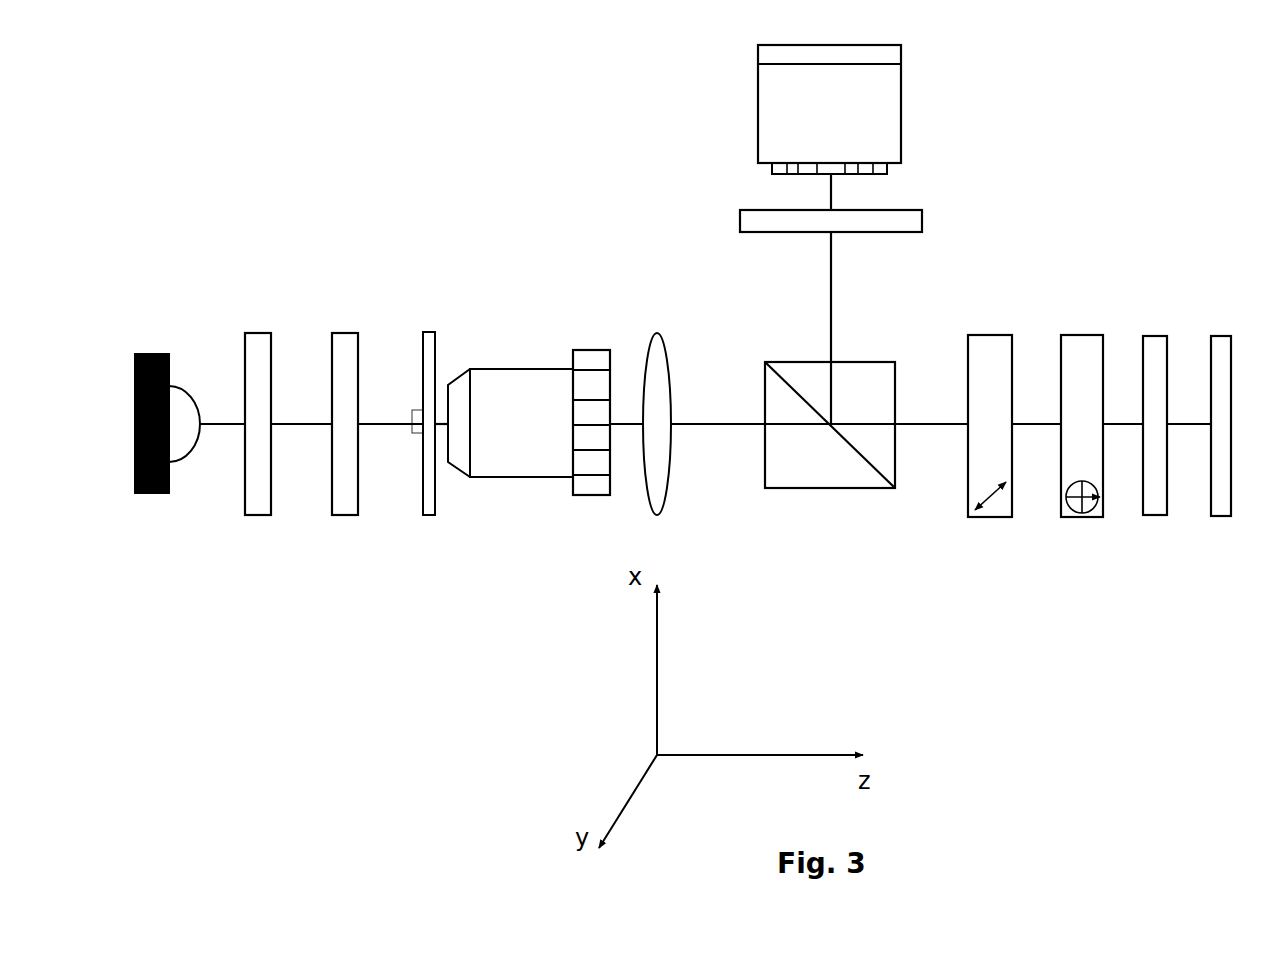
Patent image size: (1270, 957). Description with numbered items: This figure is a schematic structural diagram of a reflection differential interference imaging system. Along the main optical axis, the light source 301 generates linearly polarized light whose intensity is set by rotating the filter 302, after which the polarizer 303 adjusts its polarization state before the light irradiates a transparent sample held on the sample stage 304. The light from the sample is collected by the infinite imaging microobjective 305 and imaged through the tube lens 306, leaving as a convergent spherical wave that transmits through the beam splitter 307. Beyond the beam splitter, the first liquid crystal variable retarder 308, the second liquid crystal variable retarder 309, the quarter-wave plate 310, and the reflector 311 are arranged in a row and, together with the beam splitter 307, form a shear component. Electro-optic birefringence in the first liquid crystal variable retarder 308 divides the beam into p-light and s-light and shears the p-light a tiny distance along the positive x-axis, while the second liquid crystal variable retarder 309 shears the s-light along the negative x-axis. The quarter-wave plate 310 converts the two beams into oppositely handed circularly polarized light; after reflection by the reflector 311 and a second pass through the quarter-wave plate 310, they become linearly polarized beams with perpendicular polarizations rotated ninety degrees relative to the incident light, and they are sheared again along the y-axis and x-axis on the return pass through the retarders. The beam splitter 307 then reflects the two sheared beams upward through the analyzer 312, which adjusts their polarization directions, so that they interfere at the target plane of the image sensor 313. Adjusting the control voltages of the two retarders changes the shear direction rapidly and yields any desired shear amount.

The light source 301 is at (152, 355).
The filter 302 is at (255, 332).
The polarizer 303 is at (342, 333).
The sample stage 304 is at (428, 331).
The infinite imaging microobjective 305 is at (523, 368).
The tube lens 306 is at (657, 332).
The beam splitter 307 is at (767, 362).
The first liquid crystal variable retarder 308 is at (988, 335).
The second liquid crystal variable retarder 309 is at (1084, 335).
The quarter-wave plate 310 is at (1155, 336).
The reflector 311 is at (1222, 336).
The analyzer 312 is at (922, 218).
The image sensor 313 is at (901, 105).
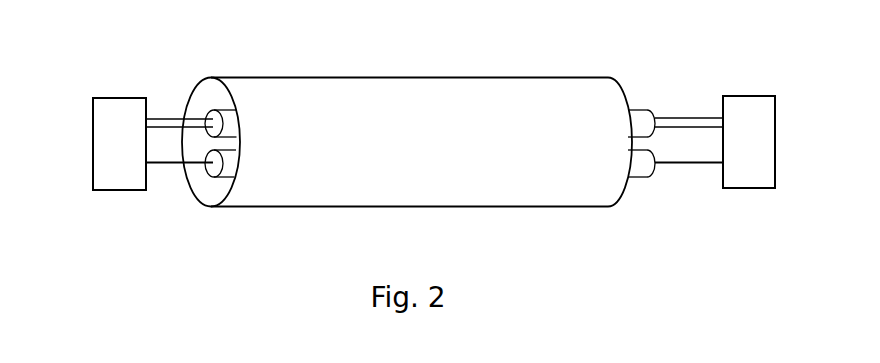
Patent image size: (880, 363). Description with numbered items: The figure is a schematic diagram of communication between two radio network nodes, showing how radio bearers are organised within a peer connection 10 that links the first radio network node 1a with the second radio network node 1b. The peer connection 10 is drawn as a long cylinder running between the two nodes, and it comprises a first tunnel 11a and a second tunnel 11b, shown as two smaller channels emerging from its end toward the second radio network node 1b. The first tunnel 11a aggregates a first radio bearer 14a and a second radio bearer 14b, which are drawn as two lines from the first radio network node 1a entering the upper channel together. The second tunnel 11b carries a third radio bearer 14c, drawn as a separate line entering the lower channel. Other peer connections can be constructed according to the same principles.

The first radio network node 1a is at (105, 156).
The second radio network node 1b is at (735, 156).
The peer connection 10 is at (393, 78).
The first tunnel 11a is at (643, 108).
The second tunnel 11b is at (638, 179).
The first radio bearer 14a is at (178, 118).
The second radio bearer 14b is at (173, 128).
The third radio bearer 14c is at (183, 163).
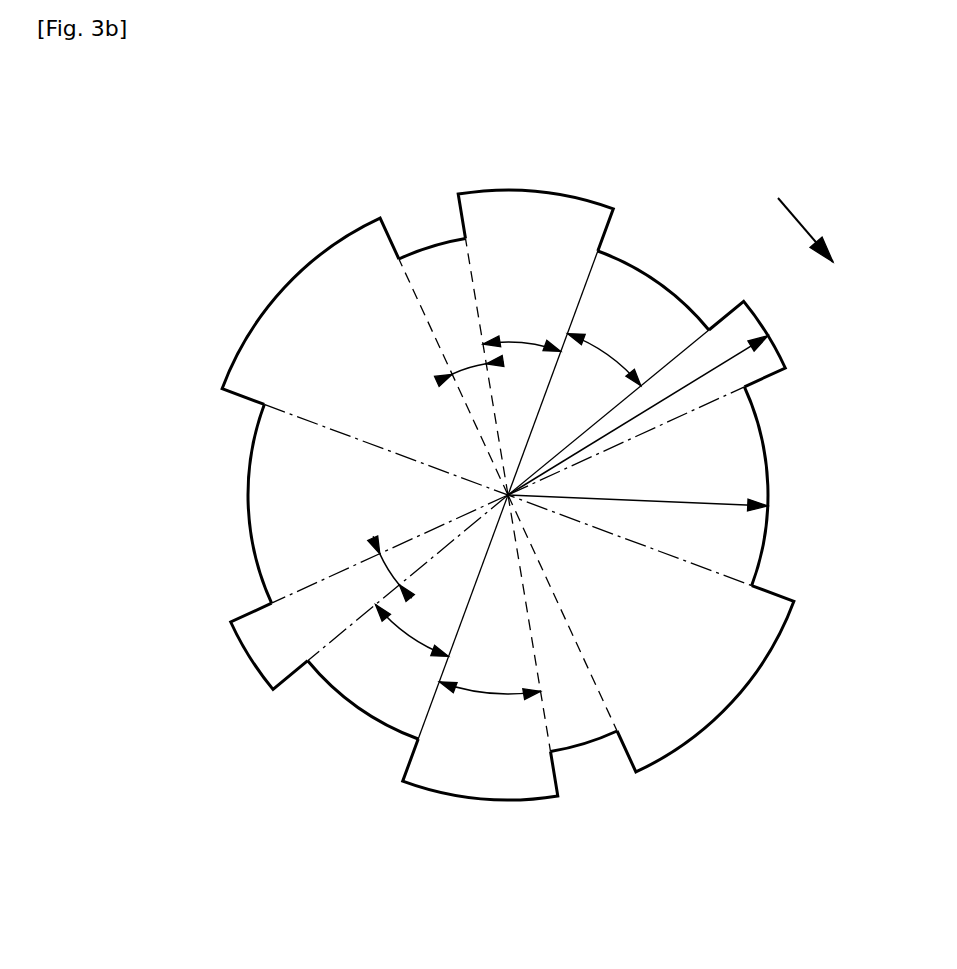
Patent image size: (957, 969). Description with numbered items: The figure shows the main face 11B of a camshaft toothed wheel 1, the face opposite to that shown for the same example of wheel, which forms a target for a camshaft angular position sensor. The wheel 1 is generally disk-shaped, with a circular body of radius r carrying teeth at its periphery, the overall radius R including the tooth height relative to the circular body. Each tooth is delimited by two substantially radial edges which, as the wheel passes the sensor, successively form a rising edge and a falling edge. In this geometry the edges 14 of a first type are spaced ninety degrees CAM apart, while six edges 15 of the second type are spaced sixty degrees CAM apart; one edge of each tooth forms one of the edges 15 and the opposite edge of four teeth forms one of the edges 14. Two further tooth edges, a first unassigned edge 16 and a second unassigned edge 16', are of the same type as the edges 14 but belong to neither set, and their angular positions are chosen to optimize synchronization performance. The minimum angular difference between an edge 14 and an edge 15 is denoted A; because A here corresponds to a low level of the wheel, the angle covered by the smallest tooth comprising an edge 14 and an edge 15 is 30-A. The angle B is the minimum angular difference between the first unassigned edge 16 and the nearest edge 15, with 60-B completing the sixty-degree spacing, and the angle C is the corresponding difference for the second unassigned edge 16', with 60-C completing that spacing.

The camshaft toothed wheel 1 is at (230, 238).
The main face 11B is at (293, 473).
The edges spaced 90° apart 14 is at (388, 232).
The edges spaced 60° apart 15 is at (462, 235).
The first unassigned edge 16 is at (319, 729).
The second unassigned edge 16' is at (695, 261).
The wheel radius R is at (700, 395).
The circular body radius r is at (638, 486).
The minimum angular difference A is at (455, 372).
The minimum angular difference B is at (489, 675).
The minimum angular difference C is at (522, 325).
The angle covered by smallest tooth 30-A is at (385, 570).
The angular gap 60-B is at (392, 647).
The angular gap 60-C is at (616, 345).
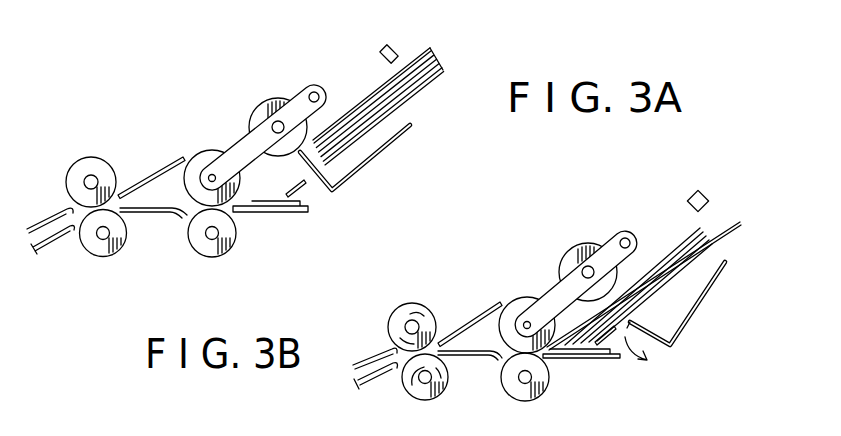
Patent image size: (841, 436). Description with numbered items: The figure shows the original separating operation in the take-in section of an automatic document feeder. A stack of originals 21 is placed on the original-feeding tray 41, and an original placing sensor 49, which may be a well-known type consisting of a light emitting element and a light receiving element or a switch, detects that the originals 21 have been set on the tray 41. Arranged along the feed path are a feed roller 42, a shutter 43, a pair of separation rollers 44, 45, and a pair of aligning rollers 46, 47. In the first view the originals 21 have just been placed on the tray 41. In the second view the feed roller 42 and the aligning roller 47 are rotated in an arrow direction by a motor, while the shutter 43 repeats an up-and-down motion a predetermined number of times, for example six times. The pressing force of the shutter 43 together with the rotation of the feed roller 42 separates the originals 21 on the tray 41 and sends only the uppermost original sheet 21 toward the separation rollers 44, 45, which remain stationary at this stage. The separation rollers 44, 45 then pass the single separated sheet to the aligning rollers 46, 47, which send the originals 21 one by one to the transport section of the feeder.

The originals 21 is at (360, 103).
The original-feeding tray 41 is at (430, 80).
The feed roller 42 is at (259, 109).
The shutter 43 is at (373, 160).
The separation roller 44 is at (206, 158).
The separation roller 45 is at (236, 234).
The aligning roller 46 is at (93, 168).
The aligning roller 47 is at (127, 234).
The original placing sensor 49 is at (397, 50).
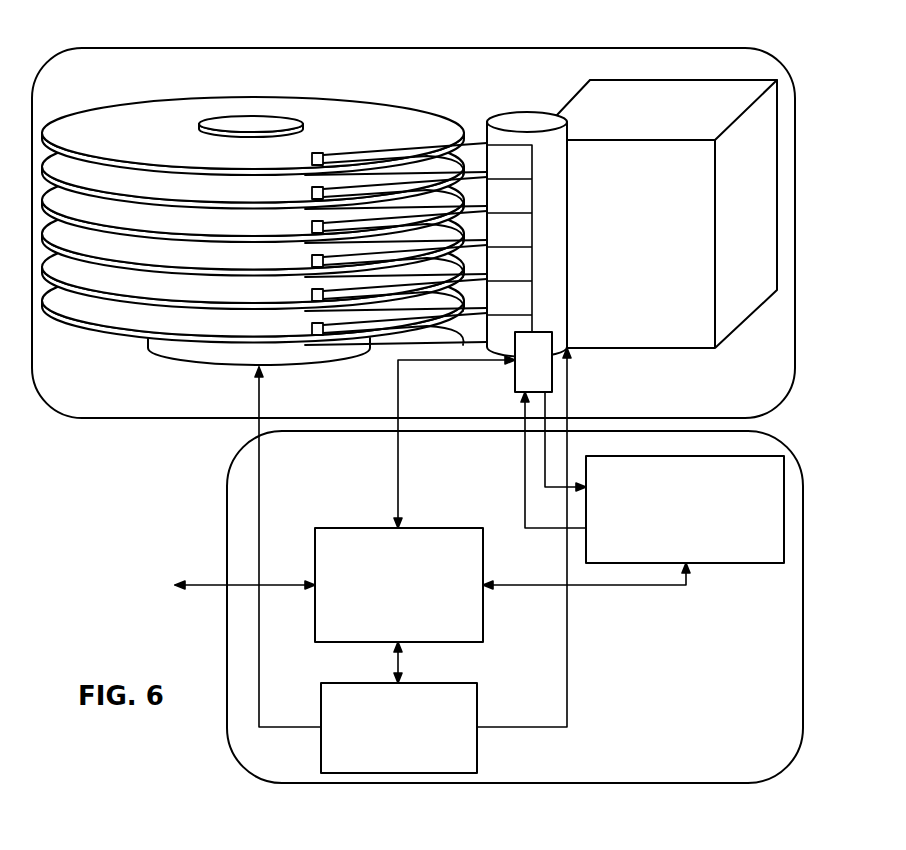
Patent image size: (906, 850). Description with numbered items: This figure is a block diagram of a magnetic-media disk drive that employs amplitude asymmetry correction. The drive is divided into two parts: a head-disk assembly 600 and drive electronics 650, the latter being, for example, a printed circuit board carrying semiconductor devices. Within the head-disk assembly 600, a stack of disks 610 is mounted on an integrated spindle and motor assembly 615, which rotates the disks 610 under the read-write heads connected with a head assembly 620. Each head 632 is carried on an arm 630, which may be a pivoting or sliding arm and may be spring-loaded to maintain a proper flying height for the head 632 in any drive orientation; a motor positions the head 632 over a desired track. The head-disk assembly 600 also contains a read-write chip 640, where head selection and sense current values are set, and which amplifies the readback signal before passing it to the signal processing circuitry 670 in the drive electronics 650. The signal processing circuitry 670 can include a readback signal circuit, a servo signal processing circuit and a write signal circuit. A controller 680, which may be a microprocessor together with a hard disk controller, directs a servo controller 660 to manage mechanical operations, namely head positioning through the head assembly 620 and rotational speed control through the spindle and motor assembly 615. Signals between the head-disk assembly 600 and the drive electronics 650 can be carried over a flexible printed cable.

The head-disk assembly 600 is at (748, 399).
The disks 610 is at (146, 88).
The integrated spindle and motor assembly 615 is at (205, 367).
The head assembly 620 is at (543, 95).
The arm 630 is at (415, 140).
The head 632 is at (318, 153).
The read-write chip 640 is at (513, 382).
The drive electronics 650 is at (765, 764).
The servo controller 660 is at (457, 683).
The signal processing circuitry 670 is at (698, 563).
The controller 680 is at (408, 528).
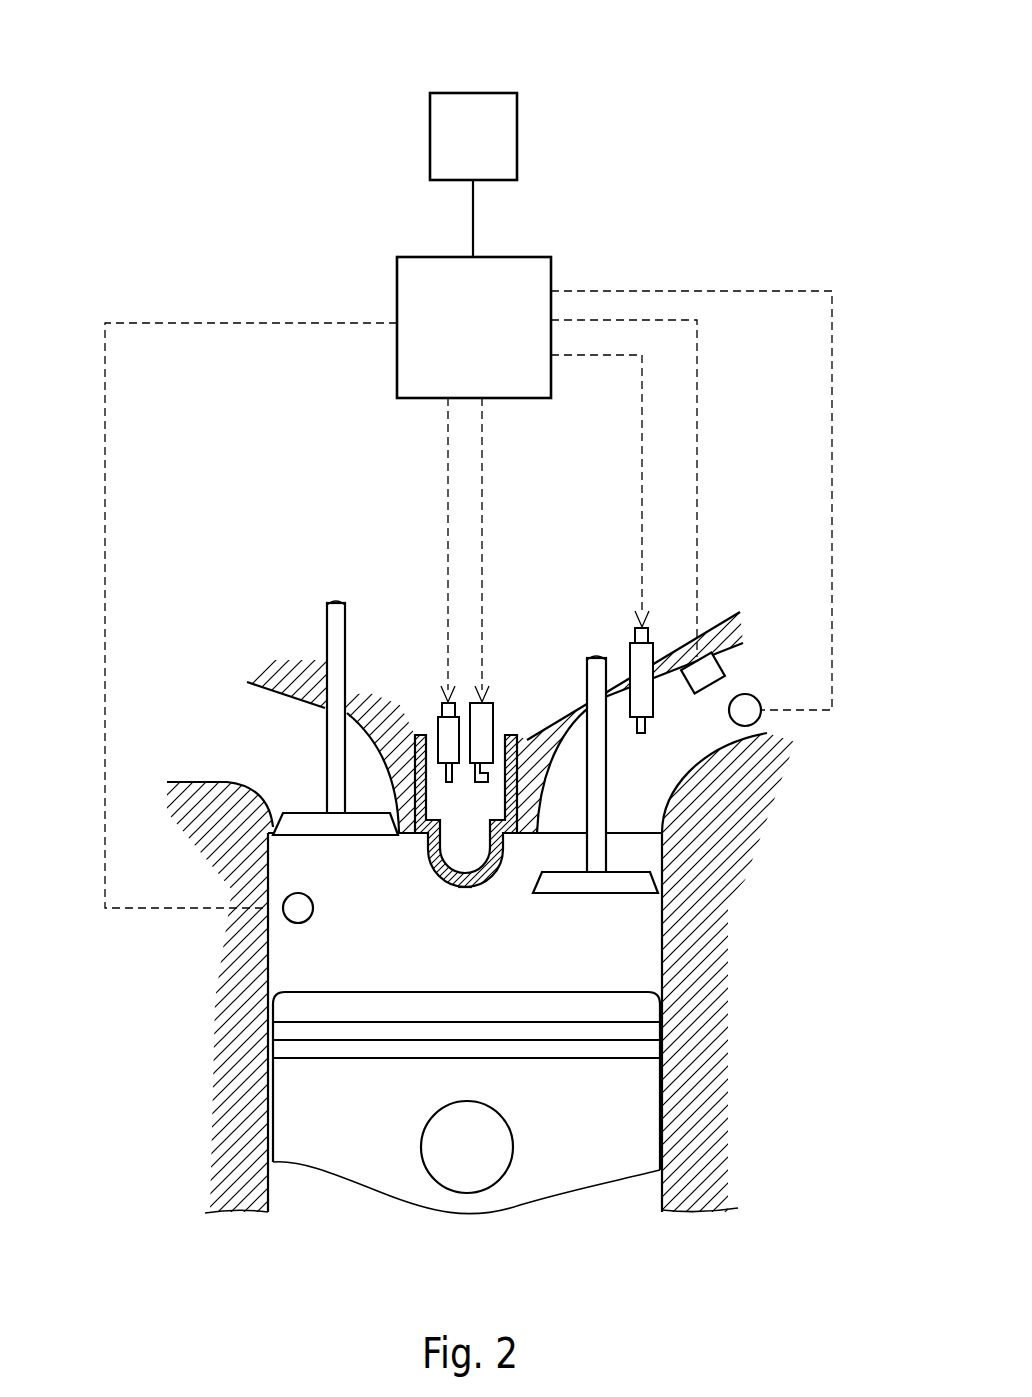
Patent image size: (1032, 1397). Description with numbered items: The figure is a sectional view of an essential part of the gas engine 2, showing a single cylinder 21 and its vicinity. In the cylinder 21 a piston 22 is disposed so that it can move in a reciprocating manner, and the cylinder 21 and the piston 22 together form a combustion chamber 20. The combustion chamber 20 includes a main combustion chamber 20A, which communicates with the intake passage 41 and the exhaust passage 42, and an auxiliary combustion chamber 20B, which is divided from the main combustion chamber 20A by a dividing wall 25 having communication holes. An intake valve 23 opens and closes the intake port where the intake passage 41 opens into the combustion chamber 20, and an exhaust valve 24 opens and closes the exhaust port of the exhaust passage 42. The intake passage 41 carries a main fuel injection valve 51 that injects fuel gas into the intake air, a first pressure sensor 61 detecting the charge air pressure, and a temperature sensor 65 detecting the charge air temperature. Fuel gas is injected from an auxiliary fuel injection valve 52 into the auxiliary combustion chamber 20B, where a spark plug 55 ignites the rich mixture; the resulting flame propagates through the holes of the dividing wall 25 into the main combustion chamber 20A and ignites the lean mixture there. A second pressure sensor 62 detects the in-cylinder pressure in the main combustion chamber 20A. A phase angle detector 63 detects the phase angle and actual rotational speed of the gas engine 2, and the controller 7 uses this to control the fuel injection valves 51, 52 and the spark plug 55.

The gas engine 2 is at (199, 1151).
The controller 7 is at (522, 267).
The combustion chamber 20 is at (580, 760).
The main combustion chamber 20A is at (630, 958).
The auxiliary combustion chamber 20B is at (413, 768).
The cylinder 21 is at (687, 1067).
The piston 22 is at (570, 1133).
The intake valve 23 is at (623, 895).
The exhaust valve 24 is at (303, 810).
The dividing wall 25 is at (462, 893).
The intake passage 41 is at (697, 738).
The exhaust passage 42 is at (275, 710).
The main fuel injection valve 51 is at (633, 664).
The auxiliary fuel injection valve 52 is at (445, 745).
The spark plug 55 is at (492, 708).
The first pressure sensor 61 is at (749, 697).
The second pressure sensor 62 is at (298, 913).
The phase angle detector 63 is at (473, 103).
The temperature sensor 65 is at (732, 650).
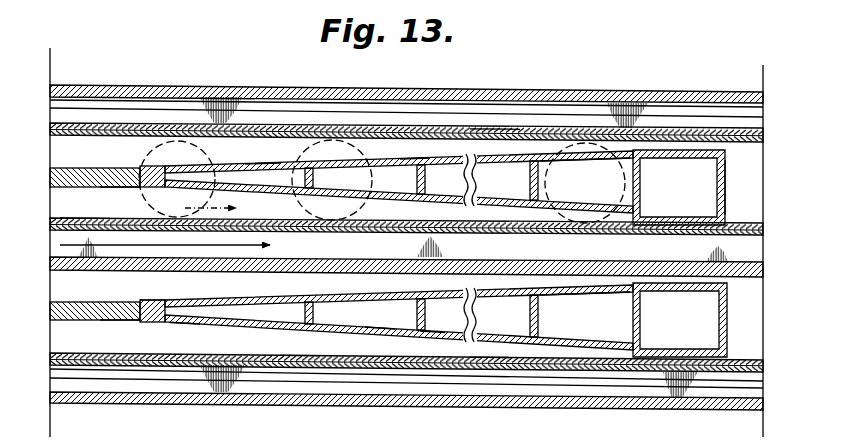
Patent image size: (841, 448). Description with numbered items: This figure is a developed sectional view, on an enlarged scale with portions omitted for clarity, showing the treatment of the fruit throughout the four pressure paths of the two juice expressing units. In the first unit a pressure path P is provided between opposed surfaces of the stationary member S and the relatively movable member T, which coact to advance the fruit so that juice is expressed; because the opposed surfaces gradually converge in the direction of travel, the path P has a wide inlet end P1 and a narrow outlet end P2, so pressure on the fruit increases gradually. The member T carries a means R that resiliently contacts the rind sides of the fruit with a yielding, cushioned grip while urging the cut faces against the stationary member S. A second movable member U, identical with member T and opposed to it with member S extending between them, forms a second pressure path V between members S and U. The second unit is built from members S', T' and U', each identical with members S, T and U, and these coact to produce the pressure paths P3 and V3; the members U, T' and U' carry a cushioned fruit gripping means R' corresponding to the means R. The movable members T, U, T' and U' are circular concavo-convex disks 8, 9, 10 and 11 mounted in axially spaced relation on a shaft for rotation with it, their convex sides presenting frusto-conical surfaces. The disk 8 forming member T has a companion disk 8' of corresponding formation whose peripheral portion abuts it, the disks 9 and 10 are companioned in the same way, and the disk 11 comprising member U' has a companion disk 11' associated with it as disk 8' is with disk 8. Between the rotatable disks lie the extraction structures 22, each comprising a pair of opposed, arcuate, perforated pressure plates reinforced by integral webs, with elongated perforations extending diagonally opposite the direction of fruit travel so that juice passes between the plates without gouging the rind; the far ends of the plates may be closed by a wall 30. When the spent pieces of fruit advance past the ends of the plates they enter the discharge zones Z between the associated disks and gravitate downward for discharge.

The companion disk 11' is at (406, 83).
The disk 11 is at (406, 153).
The disk 10 is at (742, 224).
The disk 9 is at (748, 290).
The disk 8 is at (416, 360).
The companion disk 8' is at (406, 418).
The movable member U' is at (371, 141).
The second movable member U is at (403, 362).
The wall 30 is at (729, 317).
The extraction structure 22 is at (430, 342).
The discharge zones Z is at (744, 196).
The pressure path P3 is at (118, 200).
The pressure path V3 is at (260, 152).
The wide inlet end P1 is at (62, 337).
The pressure path P is at (184, 341).
The second pressure path V is at (144, 288).
The narrow outlet end P2 is at (683, 400).
The movable member T' is at (64, 208).
The movable member T is at (298, 397).
The cushioned fruit gripping means R' is at (495, 97).
The means for resilient contact R is at (490, 396).
The stationary member S' is at (427, 108).
The stationary member S is at (376, 387).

__CHALLENGE__: Copy the records from the start through the line that contains "The infinite imaging microobjective 305 is", substituting "structural schematic" for "schematic structural diagram" and keeping everything else unchanged. Leave the pictures out of the answer.

__TASK SOLUTION__:
Patent image size: (1270, 957). Description with numbered items: This figure is a structural schematic of a reflection differential interference imaging system. Along the main optical axis, the light source 301 generates linearly polarized light whose intensity is set by rotating the filter 302, after which the polarizer 303 adjusts its polarization state before the light irradiates a transparent sample held on the sample stage 304. The light from the sample is collected by the infinite imaging microobjective 305 and imaged through the tube lens 306, leaving as a convergent spherical wave that transmits through the beam splitter 307. Beyond the beam splitter, the first liquid crystal variable retarder 308, the second liquid crystal variable retarder 309, the quarter-wave plate 310, and the reflector 311 are arranged in a row and, together with the beam splitter 307, form a shear component. Electro-optic birefringence in the first liquid crystal variable retarder 308 divides the beam into p-light and s-light and shears the p-light a tiny distance along the positive x-axis, while the second liquid crystal variable retarder 309 shears the s-light along the negative x-axis. The quarter-wave plate 310 converts the two beams into oppositely handed circularly polarized light; after reflection by the reflector 311 and a second pass through the quarter-wave plate 310, they become linearly polarized beams with perpendicular polarizations rotated ninety degrees relative to the incident light, and they are sheared again along the y-axis and x-axis on the return pass through the retarders. The beam splitter 307 then reflects the two sheared beams upward through the analyzer 312, which adjusts their polarization directions, so that they interfere at the target plane of the image sensor 313. Adjusting the control voltages of the two retarders changes the shear direction rapidly and yields any desired shear amount.

The light source 301 is at (152, 355).
The filter 302 is at (255, 332).
The polarizer 303 is at (342, 333).
The sample stage 304 is at (428, 331).
The infinite imaging microobjective 305 is at (523, 368).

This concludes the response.